Go through the data below and copy it exactly, skipping every picture.

● **DATA PROVIDED**
>> Begin

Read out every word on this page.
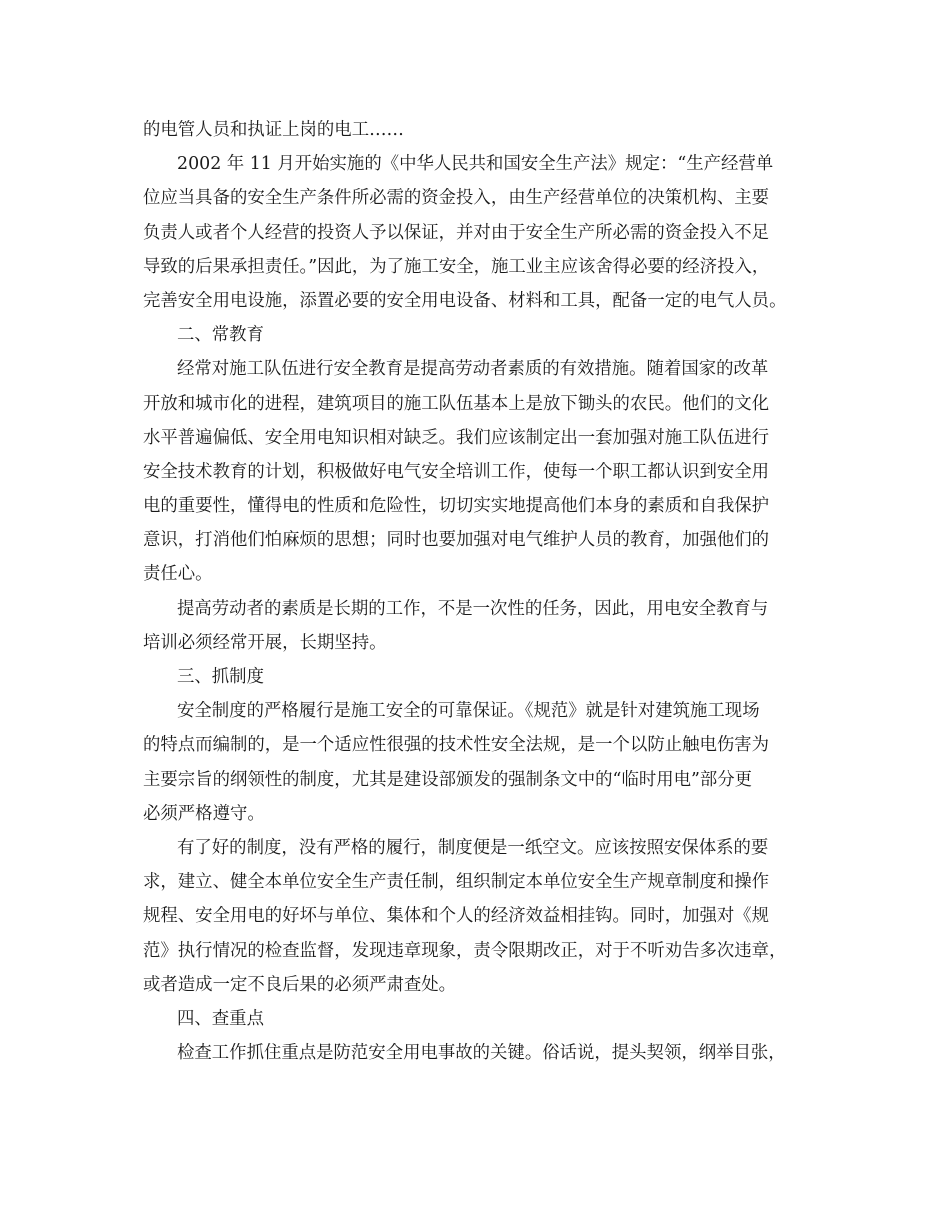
的电管人员和执证上岗的电工……
2002 年 11 月开始实施的《中华人民共和国安全生产法》规定：“生产经营单
位应当具备的安全生产条件所必需的资金投入，由生产经营单位的决策机构、主要
负责人或者个人经营的投资人予以保证，并对由于安全生产所必需的资金投入不足
导致的后果承担责任。”因此，为了施工安全，施工业主应该舍得必要的经济投入，
完善安全用电设施，添置必要的安全用电设备、材料和工具，配备一定的电气人员。
二、常教育
经常对施工队伍进行安全教育是提高劳动者素质的有效措施。随着国家的改革
开放和城市化的进程，建筑项目的施工队伍基本上是放下锄头的农民。他们的文化
水平普遍偏低、安全用电知识相对缺乏。我们应该制定出一套加强对施工队伍进行
安全技术教育的计划，积极做好电气安全培训工作，使每一个职工都认识到安全用
电的重要性，懂得电的性质和危险性，切切实实地提高他们本身的素质和自我保护
意识，打消他们怕麻烦的思想；同时也要加强对电气维护人员的教育，加强他们的
责任心。
提高劳动者的素质是长期的工作，不是一次性的任务，因此，用电安全教育与
培训必须经常开展，长期坚持。
三、抓制度
安全制度的严格履行是施工安全的可靠保证。《规范》就是针对建筑施工现场
的特点而编制的，是一个适应性很强的技术性安全法规，是一个以防止触电伤害为
主要宗旨的纲领性的制度，尤其是建设部颁发的强制条文中的“临时用电”部分更
必须严格遵守。
有了好的制度，没有严格的履行，制度便是一纸空文。应该按照安保体系的要
求，建立、健全本单位安全生产责任制，组织制定本单位安全生产规章制度和操作
规程、安全用电的好坏与单位、集体和个人的经济效益相挂钩。同时，加强对《规
范》执行情况的检查监督，发现违章现象，责令限期改正，对于不听劝告多次违章，
或者造成一定不良后果的必须严肃查处。
四、查重点
检查工作抓住重点是防范安全用电事故的关键。俗话说，提头契领，纲举目张，
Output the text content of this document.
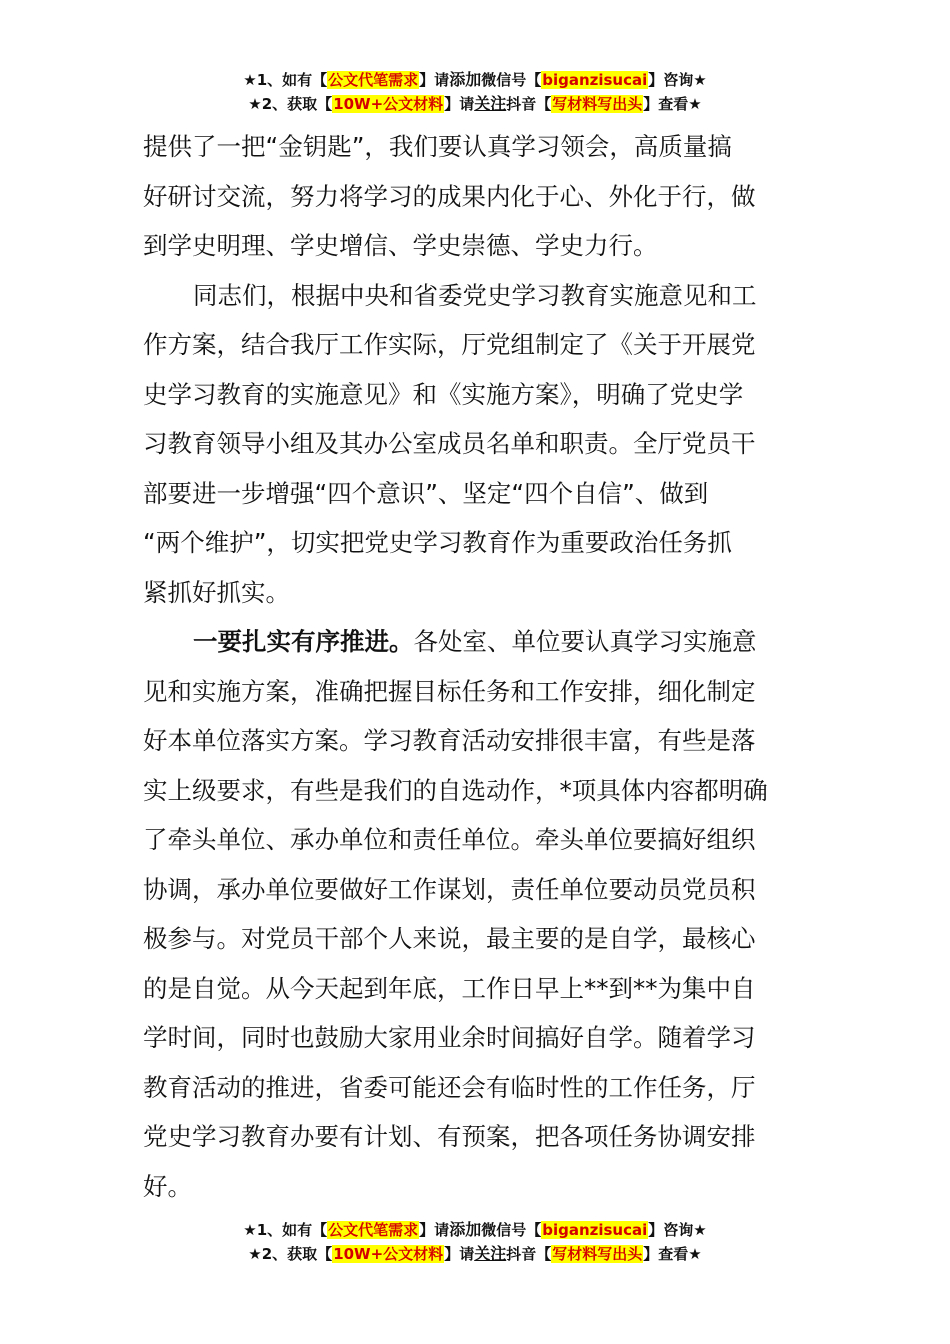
★1、如有【公文代笔需求】请添加微信号【biganzisucai】咨询★
★2、获取【10W+公文材料】请关注抖音【写材料写出头】查看★
提供了一把“金钥匙”，我们要认真学习领会，高质量搞
好研讨交流，努力将学习的成果内化于心、外化于行，做
到学史明理、学史增信、学史崇德、学史力行。
同志们，根据中央和省委党史学习教育实施意见和工
作方案，结合我厅工作实际，厅党组制定了《关于开展党
史学习教育的实施意见》和《实施方案》，明确了党史学
习教育领导小组及其办公室成员名单和职责。全厅党员干
部要进一步增强“四个意识”、坚定“四个自信”、做到
“两个维护”，切实把党史学习教育作为重要政治任务抓
紧抓好抓实。
一要扎实有序推进。各处室、单位要认真学习实施意
见和实施方案，准确把握目标任务和工作安排，细化制定
好本单位落实方案。学习教育活动安排很丰富，有些是落
实上级要求，有些是我们的自选动作，*项具体内容都明确
了牵头单位、承办单位和责任单位。牵头单位要搞好组织
协调，承办单位要做好工作谋划，责任单位要动员党员积
极参与。对党员干部个人来说，最主要的是自学，最核心
的是自觉。从今天起到年底，工作日早上**到**为集中自
学时间，同时也鼓励大家用业余时间搞好自学。随着学习
教育活动的推进，省委可能还会有临时性的工作任务，厅
党史学习教育办要有计划、有预案，把各项任务协调安排
好。
★1、如有【公文代笔需求】请添加微信号【biganzisucai】咨询★
★2、获取【10W+公文材料】请关注抖音【写材料写出头】查看★
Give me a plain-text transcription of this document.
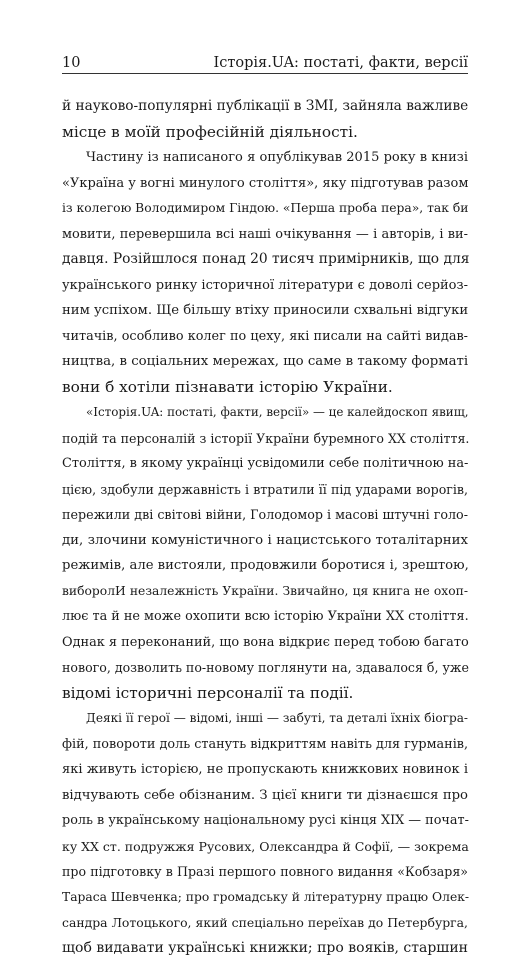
10	Історія.UA: постаті, факти, версії
й науково-популярні публікації в ЗМІ, зайняла важливе
місце в моїй професійній діяльності.
Частину із написаного я опублікував 2015 року в книзі
«Україна у вогні минулого століття», яку підготував разом
із колегою Володимиром Гіндою. «Перша проба пера», так би
мовити, перевершила всі наші очікування — і авторів, і ви-
давця. Розійшлося понад 20 тисяч примірників, що для
українського ринку історичної літератури є доволі серйоз-
ним успіхом. Ще більшу втіху приносили схвальні відгуки
читачів, особливо колег по цеху, які писали на сайті видав-
ництва, в соціальних мережах, що саме в такому форматі
вони б хотіли пізнавати історію України.
«Історія.UA: постаті, факти, версії» — це калейдоскоп явищ,
подій та персоналій з історії України буремного XX століття.
Століття, в якому українці усвідомили себе політичною на-
цією, здобули державність і втратили її під ударами ворогів,
пережили дві світові війни, Голодомор і масові штучні голо-
ди, злочини комуністичного і нацистського тоталітарних
режимів, але вистояли, продовжили боротися і, зрештою,
виборолИ незалежність України. Звичайно, ця книга не охоп-
лює та й не може охопити всю історію України XX століття.
Однак я переконаний, що вона відкриє перед тобою багато
нового, дозволить по-новому поглянути на, здавалося б, уже
відомі історичні персоналії та події.
Деякі її герої — відомі, інші — забуті, та деталі їхніх біогра-
фій, повороти доль стануть відкриттям навіть для гурманів,
які живуть історією, не пропускають книжкових новинок і
відчувають себе обізнаним. З цієї книги ти дізнаєшся про
роль в українському національному русі кінця XIX — почат-
ку XX ст. подружжя Русових, Олександра й Софії, — зокрема
про підготовку в Празі першого повного видання «Кобзаря»
Тараса Шевченка; про громадську й літературну працю Олек-
сандра Лотоцького, який спеціально переїхав до Петербурга,
щоб видавати українські книжки; про вояків, старшин
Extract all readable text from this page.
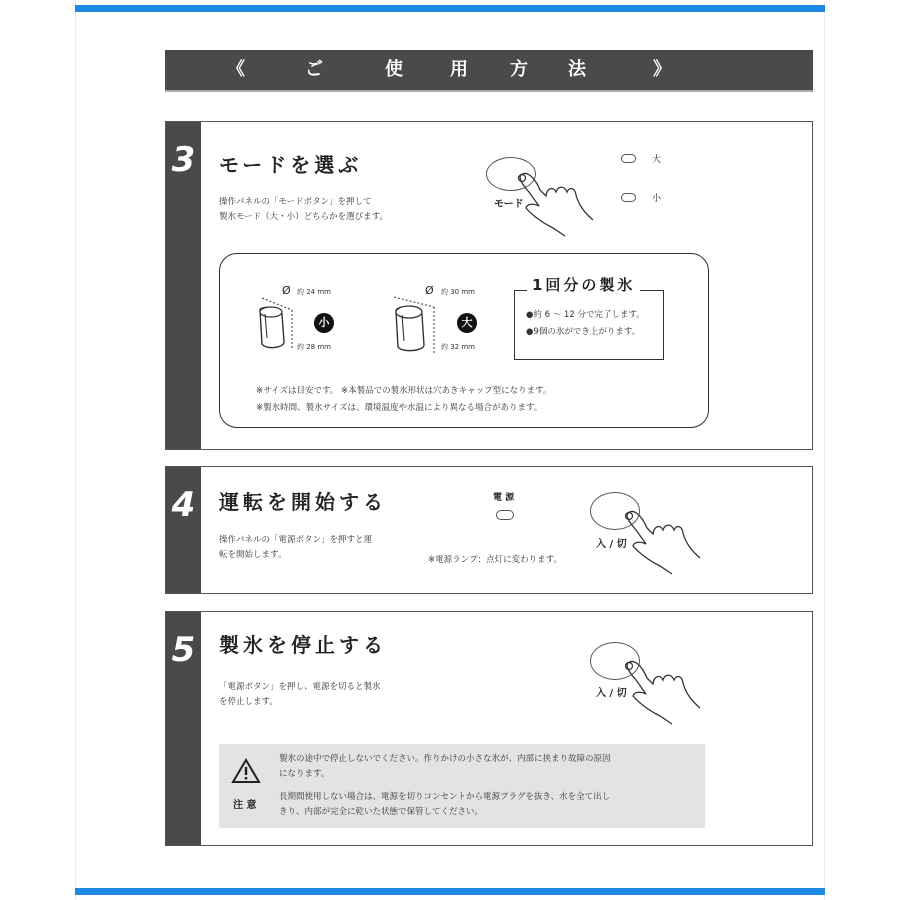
《	ご	使	用 方 法	》
3 モードを選ぶ
操作パネルの「モードボタン」を押して
製氷モード（大・小）どちらかを選びます。
モード
大
小
Ø 約 24 mm
小
約 28 mm
Ø 約 30 mm
大
約 32 mm
1回分の製氷
●約 6 ～ 12 分で完了します。
●9個の氷ができ上がります。
※サイズは目安です。 ※本製品での製氷形状は穴あきキャップ型になります。
※製氷時間、製氷サイズは、環境温度や水温により異なる場合があります。
4 運転を開始する
操作パネルの「電源ボタン」を押すと運
転を開始します。
電 源
※電源ランプ：点灯に変わります。
入 / 切
5 製氷を停止する
「電源ボタン」を押し、電源を切ると製氷
を停止します。
入 / 切
注 意

製氷の途中で停止しないでください。作りかけの小さな氷が、内部に挟まり故障の原因
になります。

長期間使用しない場合は、電源を切りコンセントから電源プラグを抜き、水を全て出し
きり、内部が完全に乾いた状態で保管してください。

>> End

● **SOLUTION TO THIS EXERCISE**
Read out every word on this page.
的电管人员和执证上岗的电工……
2002 年 11 月开始实施的《中华人民共和国安全生产法》规定：“生产经营单
位应当具备的安全生产条件所必需的资金投入，由生产经营单位的决策机构、主要
负责人或者个人经营的投资人予以保证，并对由于安全生产所必需的资金投入不足
导致的后果承担责任。”因此，为了施工安全，施工业主应该舍得必要的经济投入，
完善安全用电设施，添置必要的安全用电设备、材料和工具，配备一定的电气人员。
二、常教育
经常对施工队伍进行安全教育是提高劳动者素质的有效措施。随着国家的改革
开放和城市化的进程，建筑项目的施工队伍基本上是放下锄头的农民。他们的文化
水平普遍偏低、安全用电知识相对缺乏。我们应该制定出一套加强对施工队伍进行
安全技术教育的计划，积极做好电气安全培训工作，使每一个职工都认识到安全用
电的重要性，懂得电的性质和危险性，切切实实地提高他们本身的素质和自我保护
意识，打消他们怕麻烦的思想；同时也要加强对电气维护人员的教育，加强他们的
责任心。
提高劳动者的素质是长期的工作，不是一次性的任务，因此，用电安全教育与
培训必须经常开展，长期坚持。
三、抓制度
安全制度的严格履行是施工安全的可靠保证。《规范》就是针对建筑施工现场
的特点而编制的，是一个适应性很强的技术性安全法规，是一个以防止触电伤害为
主要宗旨的纲领性的制度，尤其是建设部颁发的强制条文中的“临时用电”部分更
必须严格遵守。
有了好的制度，没有严格的履行，制度便是一纸空文。应该按照安保体系的要
求，建立、健全本单位安全生产责任制，组织制定本单位安全生产规章制度和操作
规程、安全用电的好坏与单位、集体和个人的经济效益相挂钩。同时，加强对《规
范》执行情况的检查监督，发现违章现象，责令限期改正，对于不听劝告多次违章，
或者造成一定不良后果的必须严肃查处。
四、查重点
检查工作抓住重点是防范安全用电事故的关键。俗话说，提头契领，纲举目张，
Output the text content of this document.
★1、如有【公文代笔需求】请添加微信号【biganzisucai】咨询★
★2、获取【10W+公文材料】请关注抖音【写材料写出头】查看★
提供了一把“金钥匙”，我们要认真学习领会，高质量搞
好研讨交流，努力将学习的成果内化于心、外化于行，做
到学史明理、学史增信、学史崇德、学史力行。
同志们，根据中央和省委党史学习教育实施意见和工
作方案，结合我厅工作实际，厅党组制定了《关于开展党
史学习教育的实施意见》和《实施方案》，明确了党史学
习教育领导小组及其办公室成员名单和职责。全厅党员干
部要进一步增强“四个意识”、坚定“四个自信”、做到
“两个维护”，切实把党史学习教育作为重要政治任务抓
紧抓好抓实。
一要扎实有序推进。各处室、单位要认真学习实施意
见和实施方案，准确把握目标任务和工作安排，细化制定
好本单位落实方案。学习教育活动安排很丰富，有些是落
实上级要求，有些是我们的自选动作，*项具体内容都明确
了牵头单位、承办单位和责任单位。牵头单位要搞好组织
协调，承办单位要做好工作谋划，责任单位要动员党员积
极参与。对党员干部个人来说，最主要的是自学，最核心
的是自觉。从今天起到年底，工作日早上**到**为集中自
学时间，同时也鼓励大家用业余时间搞好自学。随着学习
教育活动的推进，省委可能还会有临时性的工作任务，厅
党史学习教育办要有计划、有预案，把各项任务协调安排
好。
★1、如有【公文代笔需求】请添加微信号【biganzisucai】咨询★
★2、获取【10W+公文材料】请关注抖音【写材料写出头】查看★
Give me a plain-text transcription of this document.
10	Історія.UA: постаті, факти, версії
й науково-популярні публікації в ЗМІ, зайняла важливе
місце в моїй професійній діяльності.
Частину із написаного я опублікував 2015 року в книзі
«Україна у вогні минулого століття», яку підготував разом
із колегою Володимиром Гіндою. «Перша проба пера», так би
мовити, перевершила всі наші очікування — і авторів, і ви-
давця. Розійшлося понад 20 тисяч примірників, що для
українського ринку історичної літератури є доволі серйоз-
ним успіхом. Ще більшу втіху приносили схвальні відгуки
читачів, особливо колег по цеху, які писали на сайті видав-
ництва, в соціальних мережах, що саме в такому форматі
вони б хотіли пізнавати історію України.
«Історія.UA: постаті, факти, версії» — це калейдоскоп явищ,
подій та персоналій з історії України буремного XX століття.
Століття, в якому українці усвідомили себе політичною на-
цією, здобули державність і втратили її під ударами ворогів,
пережили дві світові війни, Голодомор і масові штучні голо-
ди, злочини комуністичного і нацистського тоталітарних
режимів, але вистояли, продовжили боротися і, зрештою,
виборолИ незалежність України. Звичайно, ця книга не охоп-
лює та й не може охопити всю історію України XX століття.
Однак я переконаний, що вона відкриє перед тобою багато
нового, дозволить по-новому поглянути на, здавалося б, уже
відомі історичні персоналії та події.
Деякі її герої — відомі, інші — забуті, та деталі їхніх біогра-
фій, повороти доль стануть відкриттям навіть для гурманів,
які живуть історією, не пропускають книжкових новинок і
відчувають себе обізнаним. З цієї книги ти дізнаєшся про
роль в українському національному русі кінця XIX — почат-
ку XX ст. подружжя Русових, Олександра й Софії, — зокрема
про підготовку в Празі першого повного видання «Кобзаря»
Тараса Шевченка; про громадську й літературну працю Олек-
сандра Лотоцького, який спеціально переїхав до Петербурга,
щоб видавати українські книжки; про вояків, старшин
Extract all readable text from this page.
《	ご	使	用 方 法	》
3 モードを選ぶ
操作パネルの「モードボタン」を押して
製氷モード（大・小）どちらかを選びます。
モード
大
小
Ø 約 24 mm
小
約 28 mm
Ø 約 30 mm
大
約 32 mm
1回分の製氷
●約 6 ～ 12 分で完了します。
●9個の氷ができ上がります。
※サイズは目安です。 ※本製品での製氷形状は穴あきキャップ型になります。
※製氷時間、製氷サイズは、環境温度や水温により異なる場合があります。
4 運転を開始する
操作パネルの「電源ボタン」を押すと運
転を開始します。
電 源
※電源ランプ：点灯に変わります。
入 / 切
5 製氷を停止する
「電源ボタン」を押し、電源を切ると製氷
を停止します。
入 / 切
注 意

製氷の途中で停止しないでください。作りかけの小さな氷が、内部に挟まり故障の原因
になります。

長期間使用しない場合は、電源を切りコンセントから電源プラグを抜き、水を全て出し
きり、内部が完全に乾いた状態で保管してください。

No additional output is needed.